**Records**
━━━━━━━━━━━━━━━━━━━━

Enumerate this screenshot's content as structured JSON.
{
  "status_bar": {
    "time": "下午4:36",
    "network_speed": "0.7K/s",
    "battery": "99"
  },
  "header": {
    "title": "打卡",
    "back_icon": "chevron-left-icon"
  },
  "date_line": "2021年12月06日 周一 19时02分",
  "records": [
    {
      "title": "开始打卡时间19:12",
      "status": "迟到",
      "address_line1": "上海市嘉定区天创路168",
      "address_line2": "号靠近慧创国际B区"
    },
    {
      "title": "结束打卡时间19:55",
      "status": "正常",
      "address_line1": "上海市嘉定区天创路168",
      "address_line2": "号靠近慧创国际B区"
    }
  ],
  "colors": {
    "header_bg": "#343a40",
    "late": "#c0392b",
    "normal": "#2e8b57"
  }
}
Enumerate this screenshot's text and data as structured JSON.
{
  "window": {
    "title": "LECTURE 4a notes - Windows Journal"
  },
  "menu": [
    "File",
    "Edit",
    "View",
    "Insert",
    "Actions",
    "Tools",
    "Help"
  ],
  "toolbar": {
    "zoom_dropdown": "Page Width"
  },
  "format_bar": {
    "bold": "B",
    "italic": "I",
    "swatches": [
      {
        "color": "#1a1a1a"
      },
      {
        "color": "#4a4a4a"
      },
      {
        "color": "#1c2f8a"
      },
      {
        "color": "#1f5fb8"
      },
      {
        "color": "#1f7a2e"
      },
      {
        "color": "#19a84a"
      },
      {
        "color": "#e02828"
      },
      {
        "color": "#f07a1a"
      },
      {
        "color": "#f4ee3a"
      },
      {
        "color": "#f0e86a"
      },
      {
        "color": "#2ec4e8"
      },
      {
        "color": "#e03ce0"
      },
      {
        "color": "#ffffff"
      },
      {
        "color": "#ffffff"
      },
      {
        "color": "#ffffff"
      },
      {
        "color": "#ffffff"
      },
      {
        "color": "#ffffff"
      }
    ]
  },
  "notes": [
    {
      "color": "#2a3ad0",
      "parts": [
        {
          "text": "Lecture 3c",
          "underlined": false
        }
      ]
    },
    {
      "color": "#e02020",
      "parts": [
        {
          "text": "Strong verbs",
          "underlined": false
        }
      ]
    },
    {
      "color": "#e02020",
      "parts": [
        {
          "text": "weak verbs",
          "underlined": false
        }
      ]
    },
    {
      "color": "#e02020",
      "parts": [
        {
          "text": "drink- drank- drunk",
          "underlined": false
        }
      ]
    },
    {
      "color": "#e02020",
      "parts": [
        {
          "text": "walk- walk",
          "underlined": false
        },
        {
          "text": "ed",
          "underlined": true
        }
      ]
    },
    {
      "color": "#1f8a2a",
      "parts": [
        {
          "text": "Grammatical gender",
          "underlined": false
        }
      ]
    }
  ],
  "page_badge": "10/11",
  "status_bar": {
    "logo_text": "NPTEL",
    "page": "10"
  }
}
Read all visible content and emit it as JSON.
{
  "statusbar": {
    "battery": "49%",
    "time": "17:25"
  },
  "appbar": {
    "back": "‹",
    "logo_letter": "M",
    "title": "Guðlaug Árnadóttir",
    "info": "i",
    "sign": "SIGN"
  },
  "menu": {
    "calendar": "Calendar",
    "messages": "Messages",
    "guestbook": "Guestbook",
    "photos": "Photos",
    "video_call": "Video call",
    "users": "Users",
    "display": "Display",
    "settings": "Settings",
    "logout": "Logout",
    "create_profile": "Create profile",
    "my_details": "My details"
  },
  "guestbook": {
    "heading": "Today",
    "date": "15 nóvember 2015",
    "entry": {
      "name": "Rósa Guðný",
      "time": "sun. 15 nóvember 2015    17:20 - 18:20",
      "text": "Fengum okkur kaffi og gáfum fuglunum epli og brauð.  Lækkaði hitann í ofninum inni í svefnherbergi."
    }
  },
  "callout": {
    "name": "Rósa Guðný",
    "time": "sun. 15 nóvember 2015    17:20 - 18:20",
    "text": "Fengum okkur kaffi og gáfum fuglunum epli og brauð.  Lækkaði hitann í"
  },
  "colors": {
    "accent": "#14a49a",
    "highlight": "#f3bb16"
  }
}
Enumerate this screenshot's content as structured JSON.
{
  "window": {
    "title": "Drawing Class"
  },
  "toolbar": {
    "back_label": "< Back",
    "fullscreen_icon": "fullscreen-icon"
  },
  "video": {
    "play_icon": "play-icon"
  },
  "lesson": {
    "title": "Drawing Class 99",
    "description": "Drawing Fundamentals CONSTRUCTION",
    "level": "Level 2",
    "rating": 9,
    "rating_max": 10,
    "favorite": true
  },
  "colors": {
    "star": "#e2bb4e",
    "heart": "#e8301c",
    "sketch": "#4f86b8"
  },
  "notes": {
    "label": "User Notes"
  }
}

━━━━━━━━━━━━━━━━━━━━

**WHAT TO WORK ON**
Repeat the data precisely, line by line.

**FULL RESPONSE**
Enumerate this screenshot's content as structured JSON.
{
  "status_bar": {
    "time": "下午4:36",
    "network_speed": "0.7K/s",
    "battery": "99"
  },
  "header": {
    "title": "打卡",
    "back_icon": "chevron-left-icon"
  },
  "date_line": "2021年12月06日 周一 19时02分",
  "records": [
    {
      "title": "开始打卡时间19:12",
      "status": "迟到",
      "address_line1": "上海市嘉定区天创路168",
      "address_line2": "号靠近慧创国际B区"
    },
    {
      "title": "结束打卡时间19:55",
      "status": "正常",
      "address_line1": "上海市嘉定区天创路168",
      "address_line2": "号靠近慧创国际B区"
    }
  ],
  "colors": {
    "header_bg": "#343a40",
    "late": "#c0392b",
    "normal": "#2e8b57"
  }
}
Enumerate this screenshot's text and data as structured JSON.
{
  "window": {
    "title": "LECTURE 4a notes - Windows Journal"
  },
  "menu": [
    "File",
    "Edit",
    "View",
    "Insert",
    "Actions",
    "Tools",
    "Help"
  ],
  "toolbar": {
    "zoom_dropdown": "Page Width"
  },
  "format_bar": {
    "bold": "B",
    "italic": "I",
    "swatches": [
      {
        "color": "#1a1a1a"
      },
      {
        "color": "#4a4a4a"
      },
      {
        "color": "#1c2f8a"
      },
      {
        "color": "#1f5fb8"
      },
      {
        "color": "#1f7a2e"
      },
      {
        "color": "#19a84a"
      },
      {
        "color": "#e02828"
      },
      {
        "color": "#f07a1a"
      },
      {
        "color": "#f4ee3a"
      },
      {
        "color": "#f0e86a"
      },
      {
        "color": "#2ec4e8"
      },
      {
        "color": "#e03ce0"
      },
      {
        "color": "#ffffff"
      },
      {
        "color": "#ffffff"
      },
      {
        "color": "#ffffff"
      },
      {
        "color": "#ffffff"
      },
      {
        "color": "#ffffff"
      }
    ]
  },
  "notes": [
    {
      "color": "#2a3ad0",
      "parts": [
        {
          "text": "Lecture 3c",
          "underlined": false
        }
      ]
    },
    {
      "color": "#e02020",
      "parts": [
        {
          "text": "Strong verbs",
          "underlined": false
        }
      ]
    },
    {
      "color": "#e02020",
      "parts": [
        {
          "text": "weak verbs",
          "underlined": false
        }
      ]
    },
    {
      "color": "#e02020",
      "parts": [
        {
          "text": "drink- drank- drunk",
          "underlined": false
        }
      ]
    },
    {
      "color": "#e02020",
      "parts": [
        {
          "text": "walk- walk",
          "underlined": false
        },
        {
          "text": "ed",
          "underlined": true
        }
      ]
    },
    {
      "color": "#1f8a2a",
      "parts": [
        {
          "text": "Grammatical gender",
          "underlined": false
        }
      ]
    }
  ],
  "page_badge": "10/11",
  "status_bar": {
    "logo_text": "NPTEL",
    "page": "10"
  }
}
Read all visible content and emit it as JSON.
{
  "statusbar": {
    "battery": "49%",
    "time": "17:25"
  },
  "appbar": {
    "back": "‹",
    "logo_letter": "M",
    "title": "Guðlaug Árnadóttir",
    "info": "i",
    "sign": "SIGN"
  },
  "menu": {
    "calendar": "Calendar",
    "messages": "Messages",
    "guestbook": "Guestbook",
    "photos": "Photos",
    "video_call": "Video call",
    "users": "Users",
    "display": "Display",
    "settings": "Settings",
    "logout": "Logout",
    "create_profile": "Create profile",
    "my_details": "My details"
  },
  "guestbook": {
    "heading": "Today",
    "date": "15 nóvember 2015",
    "entry": {
      "name": "Rósa Guðný",
      "time": "sun. 15 nóvember 2015    17:20 - 18:20",
      "text": "Fengum okkur kaffi og gáfum fuglunum epli og brauð.  Lækkaði hitann í ofninum inni í svefnherbergi."
    }
  },
  "callout": {
    "name": "Rósa Guðný",
    "time": "sun. 15 nóvember 2015    17:20 - 18:20",
    "text": "Fengum okkur kaffi og gáfum fuglunum epli og brauð.  Lækkaði hitann í"
  },
  "colors": {
    "accent": "#14a49a",
    "highlight": "#f3bb16"
  }
}
Enumerate this screenshot's content as structured JSON.
{
  "window": {
    "title": "Drawing Class"
  },
  "toolbar": {
    "back_label": "< Back",
    "fullscreen_icon": "fullscreen-icon"
  },
  "video": {
    "play_icon": "play-icon"
  },
  "lesson": {
    "title": "Drawing Class 99",
    "description": "Drawing Fundamentals CONSTRUCTION",
    "level": "Level 2",
    "rating": 9,
    "rating_max": 10,
    "favorite": true
  },
  "colors": {
    "star": "#e2bb4e",
    "heart": "#e8301c",
    "sketch": "#4f86b8"
  },
  "notes": {
    "label": "User Notes"
  }
}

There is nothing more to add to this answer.